TASK INSTRUCTIONS
All entries are to be quoted exactly; the images stay out of the copy.
— start MATERIAL FOR THIS EXERCISE —
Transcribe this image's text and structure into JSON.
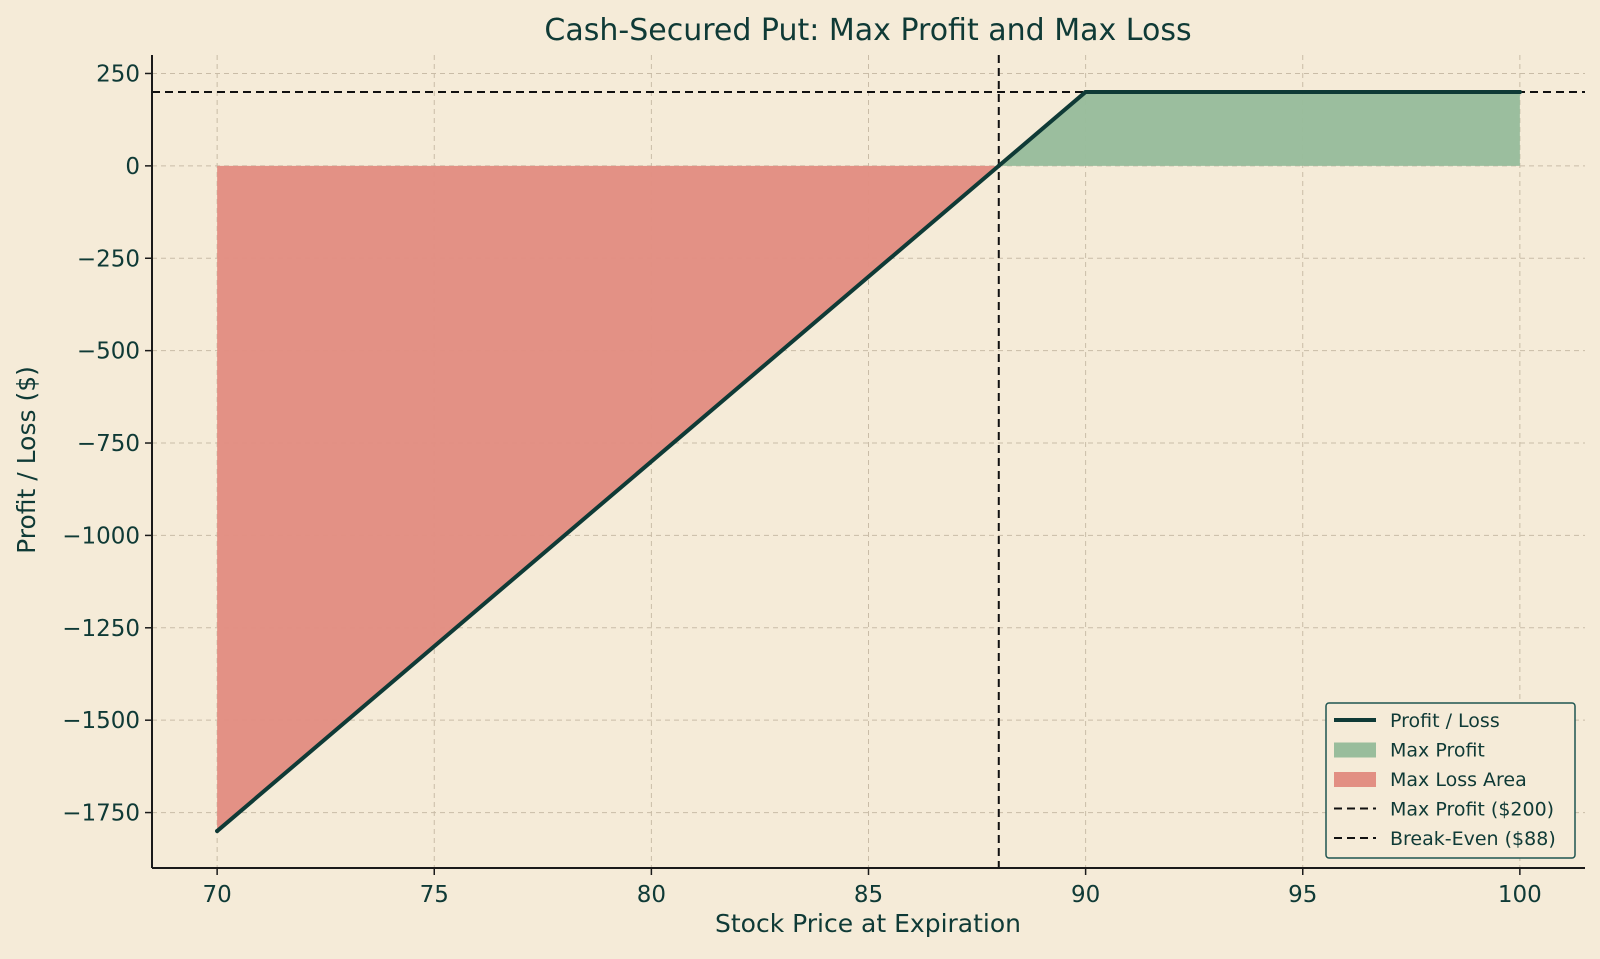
{
  "chart_data": {
    "type": "line",
    "title": "Cash-Secured Put: Max Profit and Max Loss",
    "xlabel": "Stock Price at Expiration",
    "ylabel": "Profit / Loss ($)",
    "xlim": [
      68.5,
      101.5
    ],
    "ylim": [
      -1900,
      300
    ],
    "xticks": [
      70,
      75,
      80,
      85,
      90,
      95,
      100
    ],
    "xtick_labels": [
      "70",
      "75",
      "80",
      "85",
      "90",
      "95",
      "100"
    ],
    "yticks": [
      250,
      0,
      -250,
      -500,
      -750,
      -1000,
      -1250,
      -1500,
      -1750
    ],
    "ytick_labels": [
      "250",
      "0",
      "−250",
      "−500",
      "−750",
      "−1000",
      "−1250",
      "−1500",
      "−1750"
    ],
    "grid": true,
    "legend_position": "lower-right",
    "series": [
      {
        "name": "Profit / Loss",
        "kind": "line",
        "color": "#0f3a36",
        "x": [
          70,
          88,
          90,
          100
        ],
        "y": [
          -1800,
          0,
          200,
          200
        ]
      },
      {
        "name": "Max Profit",
        "kind": "area",
        "color": "#99bd9c",
        "x": [
          88,
          90,
          100
        ],
        "y": [
          0,
          200,
          200
        ],
        "baseline": 0
      },
      {
        "name": "Max Loss Area",
        "kind": "area",
        "color": "#e28f83",
        "x": [
          70,
          88
        ],
        "y": [
          -1800,
          0
        ],
        "baseline": 0
      },
      {
        "name": "Max Profit ($200)",
        "kind": "hline",
        "color": "#111111",
        "value": 200
      },
      {
        "name": "Break-Even ($88)",
        "kind": "vline",
        "color": "#111111",
        "value": 88
      }
    ]
  }
}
— end MATERIAL FOR THIS EXERCISE —
IN RESPONSE
Transcribe this image's text and structure into JSON.
{
  "chart_data": {
    "type": "line",
    "title": "Cash-Secured Put: Max Profit and Max Loss",
    "xlabel": "Stock Price at Expiration",
    "ylabel": "Profit / Loss ($)",
    "xlim": [
      68.5,
      101.5
    ],
    "ylim": [
      -1900,
      300
    ],
    "xticks": [
      70,
      75,
      80,
      85,
      90,
      95,
      100
    ],
    "xtick_labels": [
      "70",
      "75",
      "80",
      "85",
      "90",
      "95",
      "100"
    ],
    "yticks": [
      250,
      0,
      -250,
      -500,
      -750,
      -1000,
      -1250,
      -1500,
      -1750
    ],
    "ytick_labels": [
      "250",
      "0",
      "−250",
      "−500",
      "−750",
      "−1000",
      "−1250",
      "−1500",
      "−1750"
    ],
    "grid": true,
    "legend_position": "lower-right",
    "series": [
      {
        "name": "Profit / Loss",
        "kind": "line",
        "color": "#0f3a36",
        "x": [
          70,
          88,
          90,
          100
        ],
        "y": [
          -1800,
          0,
          200,
          200
        ]
      },
      {
        "name": "Max Profit",
        "kind": "area",
        "color": "#99bd9c",
        "x": [
          88,
          90,
          100
        ],
        "y": [
          0,
          200,
          200
        ],
        "baseline": 0
      },
      {
        "name": "Max Loss Area",
        "kind": "area",
        "color": "#e28f83",
        "x": [
          70,
          88
        ],
        "y": [
          -1800,
          0
        ],
        "baseline": 0
      },
      {
        "name": "Max Profit ($200)",
        "kind": "hline",
        "color": "#111111",
        "value": 200
      },
      {
        "name": "Break-Even ($88)",
        "kind": "vline",
        "color": "#111111",
        "value": 88
      }
    ]
  }
}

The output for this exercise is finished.